(TEXT EXCERPT)

━━━━━━

That may seem like a puzzling business decision, at least to those not familiar with the wind turbine business. And this simply should not be if we (in the U.S.) were serious about new business development, job creation and capitalizing on this country's awesome wind resource (easily capable of electrically powering up this country several times over). But, all evidence points to the fact that we are really not serious about renewable energy, especially the one form of renewable electricity production with the lowest production cost that is capable of powering our country up completely, electrically speaking. It is quite possible to power up the country with a combination of photovoltaic and pumped hydroelectric electrical energy storage, but that would probably cost 10 times as much as with wind turbines (PV generates zero power at night, and close to that when it is cloudy, and that adds to the energy storage requirements)... So if money is no object, PV is one way to go, especially if all of the systems are Made in USA; otherwise it is a dreadful export of real wealth and eventually, income for this country.

Of course, one of the arguments against a rapid and massive wind turbine deployment arrangement is that it would raise electricity prices, and to an onerous extent, too. And yet, in the summer of 2008, prices nationwide were quite high by historic levels due to high natural gas prices, especially in states such as NY which had flipped their electricity pricing systems to the Ken Lay (of Enron fame)  style "competitive", deregulated pricing systems (like our NYISO system). A spike or long term high natural gas situation (where the cost of new gas well exploration is at least more than compensated by the price of natural gas sold, a situation that presently is not taking place) can rapidly crank up all electricity prices significantly, even if gas is only a minor factor in the electricity production for a given region.

━━━━━━

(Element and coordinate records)
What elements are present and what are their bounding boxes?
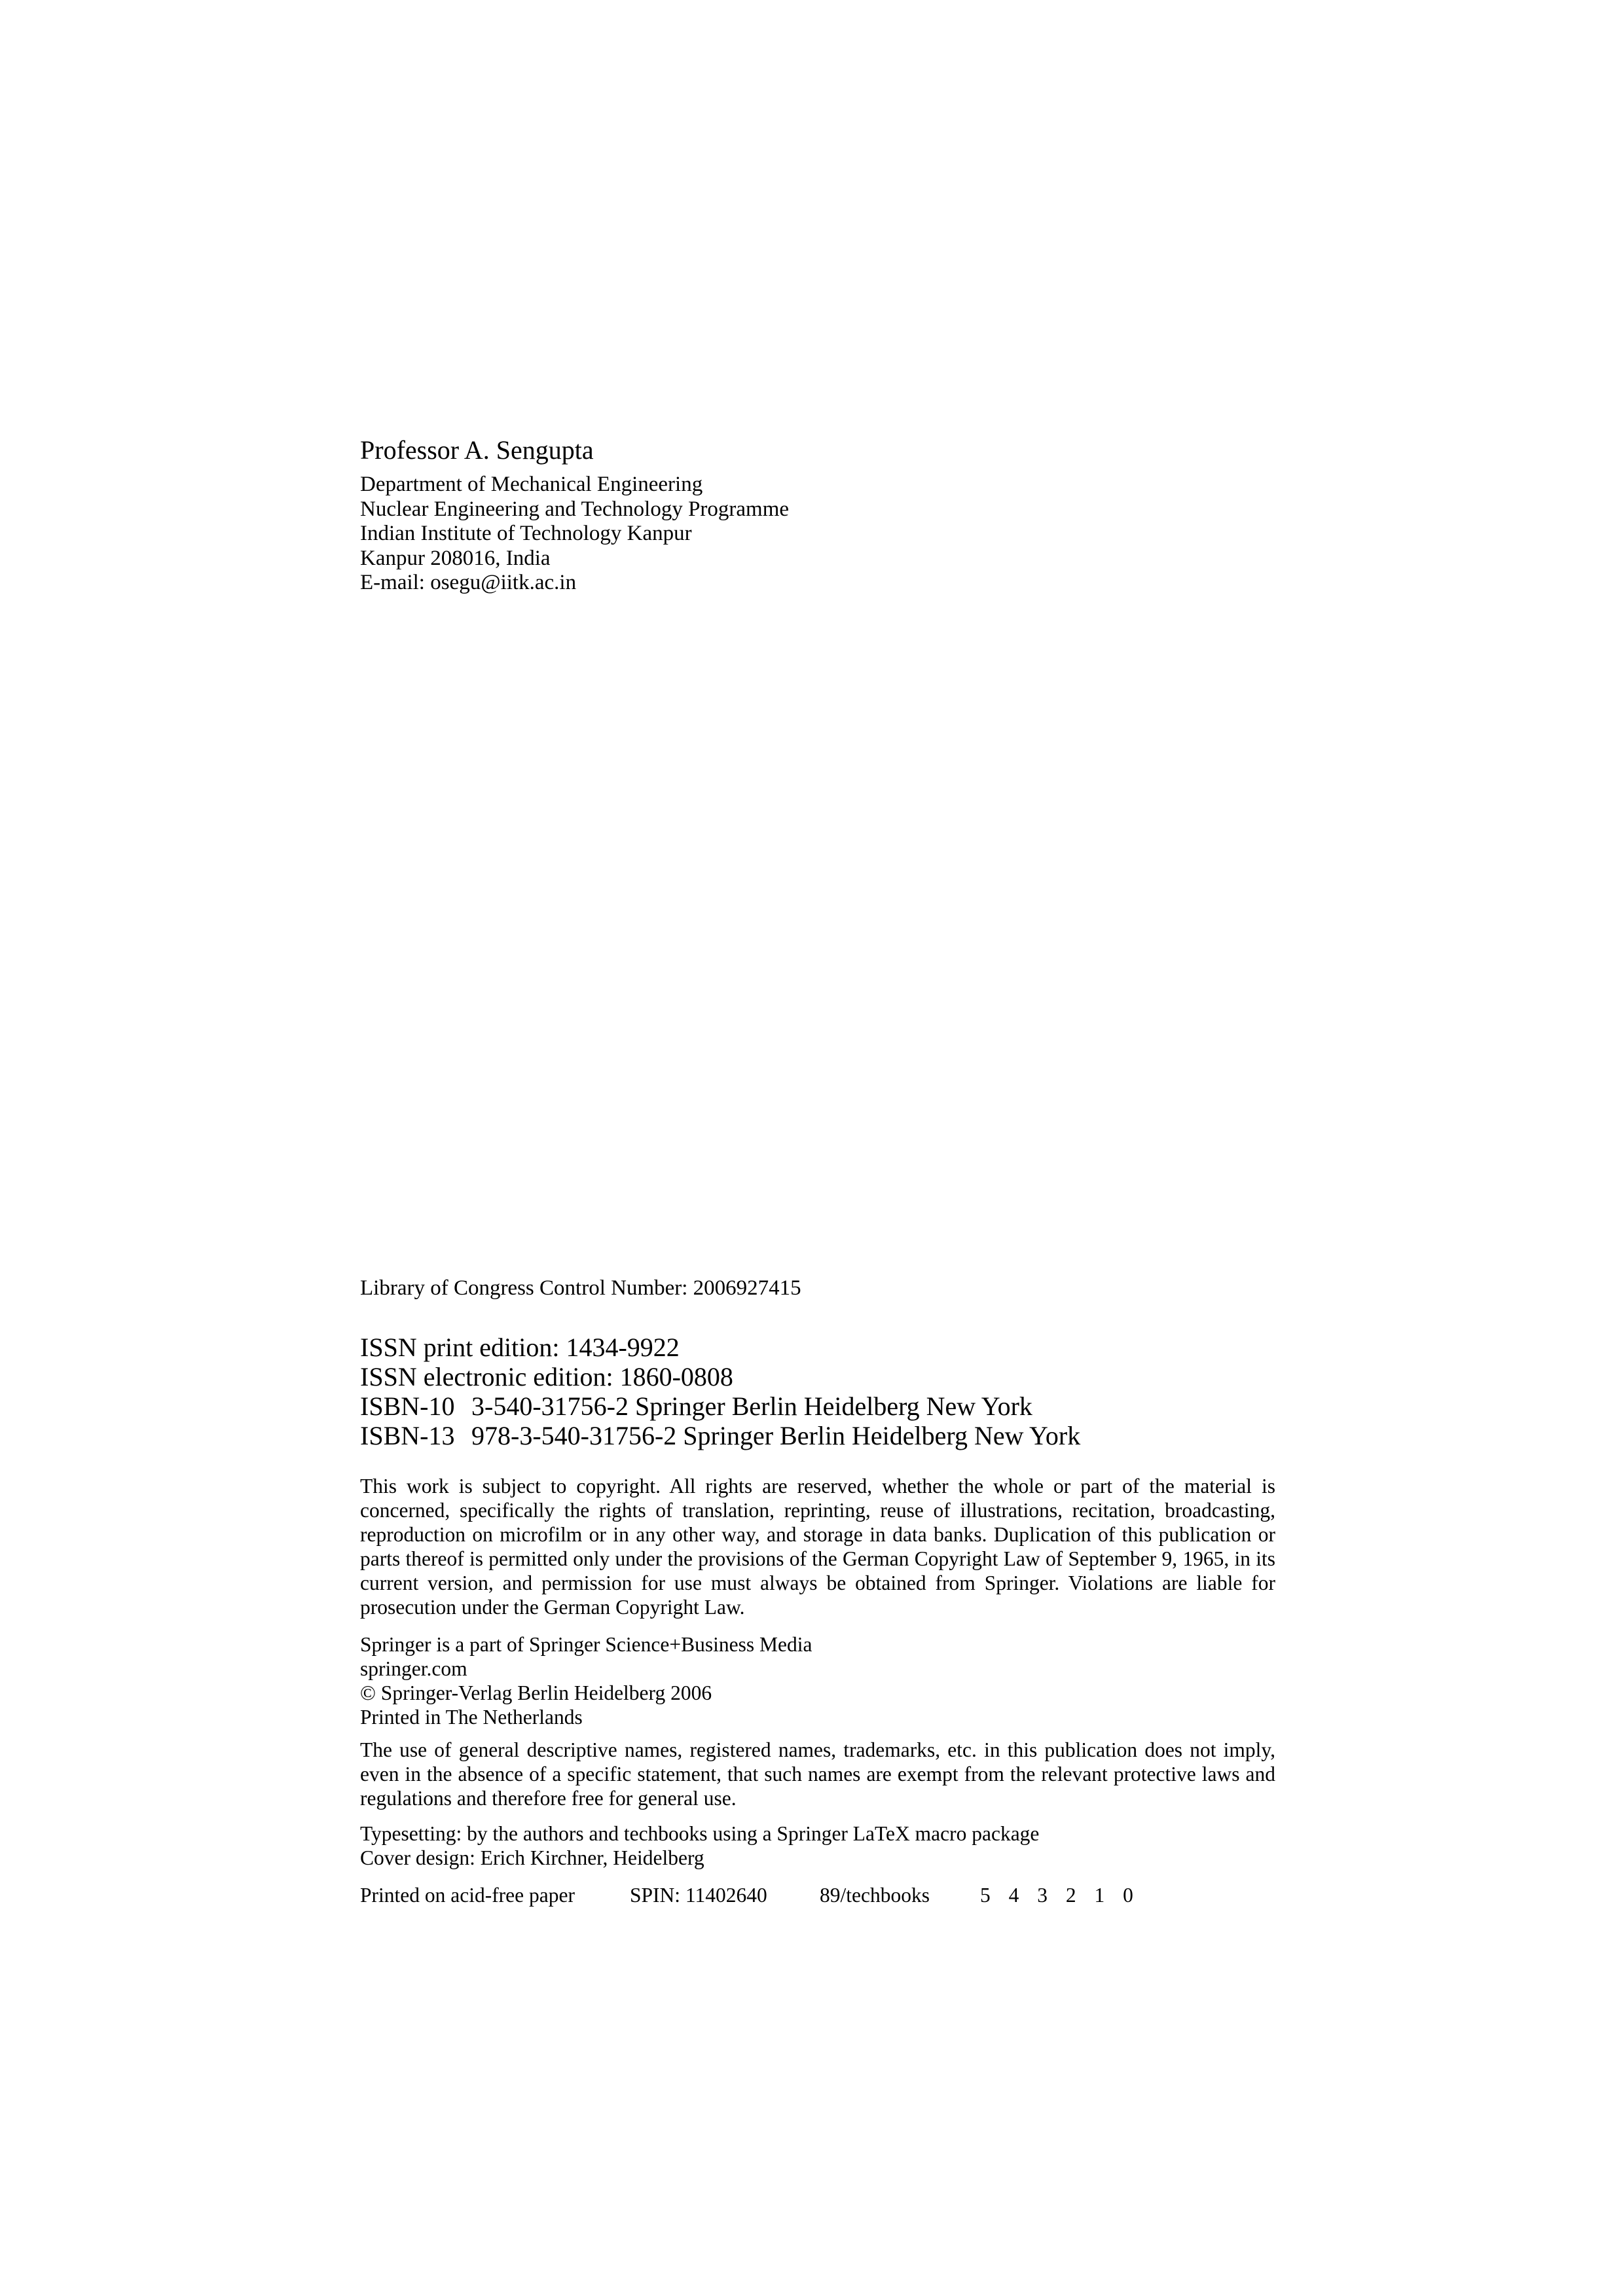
issn-print: ISSN print edition: 1434-9922 bbox=[360, 1333, 680, 1362]
cover-design-line: Cover design: Erich Kirchner, Heidelberg bbox=[360, 1846, 704, 1869]
identifiers-block bbox=[360, 1333, 1277, 1450]
publisher-info bbox=[360, 1632, 1277, 1729]
print-run-count: 5 4 3 2 1 0 bbox=[980, 1884, 1140, 1907]
author-block bbox=[360, 432, 1277, 596]
issn-electronic: ISSN electronic edition: 1860-0808 bbox=[360, 1362, 733, 1391]
acid-free-paper: Printed on acid-free paper bbox=[360, 1884, 575, 1907]
publisher-line-website: springer.com bbox=[360, 1657, 467, 1680]
production-info bbox=[360, 1821, 1277, 1870]
address-line-programme: Nuclear Engineering and Technology Programme bbox=[360, 497, 790, 521]
spin-number: SPIN: 11402640 bbox=[630, 1884, 767, 1907]
publisher-line-media: Springer is a part of Springer Science+Business Media bbox=[360, 1633, 812, 1656]
print-line bbox=[360, 1883, 1277, 1907]
author-address bbox=[360, 473, 1277, 596]
copyright-notice: This work is subject to copyright. All rights are reserved, whether the whole or part of the material is concerned, specifically the rights of translation, reprinting, reuse of illustrations, recitation, broadcasting, reproduction on microfilm or in any other way, and storage in data banks. Duplication of this publication or parts thereof is permitted only under the provisions of the German Copyright Law of September 9, 1965, in its current version, and permission for use must always be obtained from Springer. Violations are liable for prosecution under the German Copyright Law. bbox=[360, 1475, 1275, 1619]
address-line-institute: Indian Institute of Technology Kanpur bbox=[360, 522, 692, 545]
publisher-line-copyright: © Springer-Verlag Berlin Heidelberg 2006 bbox=[360, 1681, 712, 1704]
isbn-10-label: ISBN-10 bbox=[360, 1391, 455, 1421]
lccn-line: Library of Congress Control Number: 2006927415 bbox=[360, 1276, 801, 1300]
publisher-line-printed: Printed in The Netherlands bbox=[360, 1706, 583, 1729]
address-line-department: Department of Mechanical Engineering bbox=[360, 473, 703, 496]
isbn-10-value: 3-540-31756-2 Springer Berlin Heidelberg New York bbox=[471, 1391, 1032, 1421]
author-name: Professor A. Sengupta bbox=[360, 435, 594, 465]
isbn-10-line bbox=[360, 1391, 1277, 1421]
isbn-13-line bbox=[360, 1421, 1277, 1450]
typesetting-line: Typesetting: by the authors and techbooks using a Springer LaTeX macro package bbox=[360, 1822, 1040, 1845]
isbn-13-label: ISBN-13 bbox=[360, 1421, 455, 1450]
isbn-13-value: 978-3-540-31756-2 Springer Berlin Heidelberg New York bbox=[471, 1421, 1081, 1450]
techbooks-code: 89/techbooks bbox=[820, 1884, 930, 1907]
address-line-email: E-mail: osegu@iitk.ac.in bbox=[360, 571, 577, 594]
address-line-city: Kanpur 208016, India bbox=[360, 546, 551, 570]
trademark-notice: The use of general descriptive names, registered names, trademarks, etc. in this publication does not imply, even in the absence of a specific statement, that such names are exempt from the relevant protective laws and regulations and therefore free for general use. bbox=[360, 1738, 1275, 1810]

━━━━━━

(TO DO)
1) Answer these questions about the wind energy excerpt:
(a) How much would powering the country with photovoltaic and pumped hydroelectric storage probably cost compared with wind turbines?
(b) When were electricity prices nationwide quite high by historic levels, and what caused it?
(c) How much power does PV generate at night?
2) Retype the part of the wind energy excerpt starting with "Of course, one" and going on through "a given region.".
The records have no connection to the text.

(FINAL ANSWERS)
1)
(a) Probably 10 times as much.
(b) In the summer of 2008, because of high natural gas prices.
(c) Zero power.

2)
Of course, one of the arguments against a rapid and massive wind turbine deployment arrangement is that it would raise electricity prices, and to an onerous extent, too. And yet, in the summer of 2008, prices nationwide were quite high by historic levels due to high natural gas prices, especially in states such as NY which had flipped their electricity pricing systems to the Ken Lay (of Enron fame)  style "competitive", deregulated pricing systems (like our NYISO system). A spike or long term high natural gas situation (where the cost of new gas well exploration is at least more than compensated by the price of natural gas sold, a situation that presently is not taking place) can rapidly crank up all electricity prices significantly, even if gas is only a minor factor in the electricity production for a given region.